[BEGIN SUPPLIED RECORDS]

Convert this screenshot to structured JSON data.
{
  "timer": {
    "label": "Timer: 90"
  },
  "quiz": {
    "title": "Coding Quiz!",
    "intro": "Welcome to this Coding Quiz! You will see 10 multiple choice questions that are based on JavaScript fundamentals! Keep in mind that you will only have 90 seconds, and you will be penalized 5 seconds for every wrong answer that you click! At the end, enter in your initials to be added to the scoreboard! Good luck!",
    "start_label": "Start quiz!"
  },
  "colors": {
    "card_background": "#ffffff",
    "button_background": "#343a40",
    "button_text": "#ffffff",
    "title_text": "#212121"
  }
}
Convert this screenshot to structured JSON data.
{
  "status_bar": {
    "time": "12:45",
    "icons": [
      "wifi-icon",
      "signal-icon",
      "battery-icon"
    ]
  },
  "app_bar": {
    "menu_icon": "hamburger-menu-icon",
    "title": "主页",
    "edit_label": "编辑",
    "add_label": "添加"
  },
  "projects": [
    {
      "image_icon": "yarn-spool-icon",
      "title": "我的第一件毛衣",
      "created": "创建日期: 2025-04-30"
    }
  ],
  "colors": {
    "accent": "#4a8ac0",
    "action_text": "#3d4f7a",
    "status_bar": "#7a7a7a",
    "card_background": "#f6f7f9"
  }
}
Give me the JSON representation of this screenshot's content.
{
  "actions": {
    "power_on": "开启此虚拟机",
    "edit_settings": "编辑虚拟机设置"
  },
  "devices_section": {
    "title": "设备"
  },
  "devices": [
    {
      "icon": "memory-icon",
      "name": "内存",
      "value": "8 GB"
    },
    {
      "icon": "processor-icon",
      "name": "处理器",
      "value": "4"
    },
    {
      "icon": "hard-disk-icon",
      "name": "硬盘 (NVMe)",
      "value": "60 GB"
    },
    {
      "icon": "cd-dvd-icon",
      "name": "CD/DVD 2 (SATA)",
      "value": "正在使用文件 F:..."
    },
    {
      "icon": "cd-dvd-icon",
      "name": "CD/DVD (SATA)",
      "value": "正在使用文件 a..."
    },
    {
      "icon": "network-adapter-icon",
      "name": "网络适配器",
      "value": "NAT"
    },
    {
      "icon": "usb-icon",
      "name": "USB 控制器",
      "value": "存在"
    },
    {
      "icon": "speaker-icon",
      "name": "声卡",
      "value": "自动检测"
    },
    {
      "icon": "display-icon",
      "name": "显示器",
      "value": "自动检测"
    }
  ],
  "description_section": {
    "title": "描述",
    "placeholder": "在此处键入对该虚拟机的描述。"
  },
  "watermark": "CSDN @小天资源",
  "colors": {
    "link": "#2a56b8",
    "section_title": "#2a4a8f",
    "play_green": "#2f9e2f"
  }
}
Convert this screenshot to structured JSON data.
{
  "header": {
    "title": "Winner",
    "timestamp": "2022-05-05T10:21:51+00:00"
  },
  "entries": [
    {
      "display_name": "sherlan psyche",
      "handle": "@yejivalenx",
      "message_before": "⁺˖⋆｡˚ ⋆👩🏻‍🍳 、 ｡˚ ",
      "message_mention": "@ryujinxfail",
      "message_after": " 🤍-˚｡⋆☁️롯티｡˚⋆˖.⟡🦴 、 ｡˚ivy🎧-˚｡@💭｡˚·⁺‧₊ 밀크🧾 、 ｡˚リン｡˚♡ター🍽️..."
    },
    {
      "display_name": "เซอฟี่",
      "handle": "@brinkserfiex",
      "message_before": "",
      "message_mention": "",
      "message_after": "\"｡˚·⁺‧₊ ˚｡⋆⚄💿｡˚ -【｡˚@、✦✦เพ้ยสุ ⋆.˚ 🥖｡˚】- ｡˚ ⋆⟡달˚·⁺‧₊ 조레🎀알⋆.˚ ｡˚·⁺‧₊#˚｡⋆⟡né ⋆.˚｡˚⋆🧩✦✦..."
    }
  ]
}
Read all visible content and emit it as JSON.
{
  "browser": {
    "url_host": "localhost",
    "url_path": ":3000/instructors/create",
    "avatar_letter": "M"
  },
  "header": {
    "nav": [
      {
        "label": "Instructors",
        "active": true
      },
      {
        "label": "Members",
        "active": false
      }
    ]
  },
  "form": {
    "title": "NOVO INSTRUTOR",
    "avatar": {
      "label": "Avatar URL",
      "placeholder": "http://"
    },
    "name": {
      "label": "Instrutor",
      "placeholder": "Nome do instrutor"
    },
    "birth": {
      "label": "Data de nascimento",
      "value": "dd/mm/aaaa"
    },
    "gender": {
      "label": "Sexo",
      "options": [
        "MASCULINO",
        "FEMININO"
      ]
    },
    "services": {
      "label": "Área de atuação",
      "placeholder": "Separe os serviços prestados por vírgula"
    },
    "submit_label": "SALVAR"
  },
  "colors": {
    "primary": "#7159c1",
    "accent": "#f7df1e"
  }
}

[END SUPPLIED RECORDS]

### EXERCISE BRIEF
Pick out each line above that includes "handle" and show it.

### THE RESPONSE
      "handle": "@yejivalenx",
      "handle": "@brinkserfiex",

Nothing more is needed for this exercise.